** To be done **
Exactly reproduce each entry, leaving out nothing.

#### Records supplied

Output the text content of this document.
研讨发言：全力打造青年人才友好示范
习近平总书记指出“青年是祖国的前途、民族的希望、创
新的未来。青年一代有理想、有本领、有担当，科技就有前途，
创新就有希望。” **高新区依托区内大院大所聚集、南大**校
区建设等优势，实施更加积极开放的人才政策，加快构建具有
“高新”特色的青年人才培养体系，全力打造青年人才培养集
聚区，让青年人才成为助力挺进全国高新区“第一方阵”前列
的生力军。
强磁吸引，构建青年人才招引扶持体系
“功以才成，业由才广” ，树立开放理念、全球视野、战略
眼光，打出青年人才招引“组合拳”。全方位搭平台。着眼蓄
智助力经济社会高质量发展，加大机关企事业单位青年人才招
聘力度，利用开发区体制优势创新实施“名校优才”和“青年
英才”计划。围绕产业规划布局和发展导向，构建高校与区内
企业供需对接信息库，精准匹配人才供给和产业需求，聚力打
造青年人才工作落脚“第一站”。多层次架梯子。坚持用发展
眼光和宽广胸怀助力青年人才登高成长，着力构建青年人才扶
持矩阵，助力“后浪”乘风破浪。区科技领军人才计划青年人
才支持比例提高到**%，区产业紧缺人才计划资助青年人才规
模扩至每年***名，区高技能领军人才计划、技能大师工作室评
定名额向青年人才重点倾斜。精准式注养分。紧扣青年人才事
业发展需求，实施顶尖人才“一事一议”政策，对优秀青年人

########

** Task output **
Output the text content of this document.
研讨发言：全力打造青年人才友好示范
习近平总书记指出“青年是祖国的前途、民族的希望、创
新的未来。青年一代有理想、有本领、有担当，科技就有前途，
创新就有希望。” **高新区依托区内大院大所聚集、南大**校
区建设等优势，实施更加积极开放的人才政策，加快构建具有
“高新”特色的青年人才培养体系，全力打造青年人才培养集
聚区，让青年人才成为助力挺进全国高新区“第一方阵”前列
的生力军。
强磁吸引，构建青年人才招引扶持体系
“功以才成，业由才广” ，树立开放理念、全球视野、战略
眼光，打出青年人才招引“组合拳”。全方位搭平台。着眼蓄
智助力经济社会高质量发展，加大机关企事业单位青年人才招
聘力度，利用开发区体制优势创新实施“名校优才”和“青年
英才”计划。围绕产业规划布局和发展导向，构建高校与区内
企业供需对接信息库，精准匹配人才供给和产业需求，聚力打
造青年人才工作落脚“第一站”。多层次架梯子。坚持用发展
眼光和宽广胸怀助力青年人才登高成长，着力构建青年人才扶
持矩阵，助力“后浪”乘风破浪。区科技领军人才计划青年人
才支持比例提高到**%，区产业紧缺人才计划资助青年人才规
模扩至每年***名，区高技能领军人才计划、技能大师工作室评
定名额向青年人才重点倾斜。精准式注养分。紧扣青年人才事
业发展需求，实施顶尖人才“一事一议”政策，对优秀青年人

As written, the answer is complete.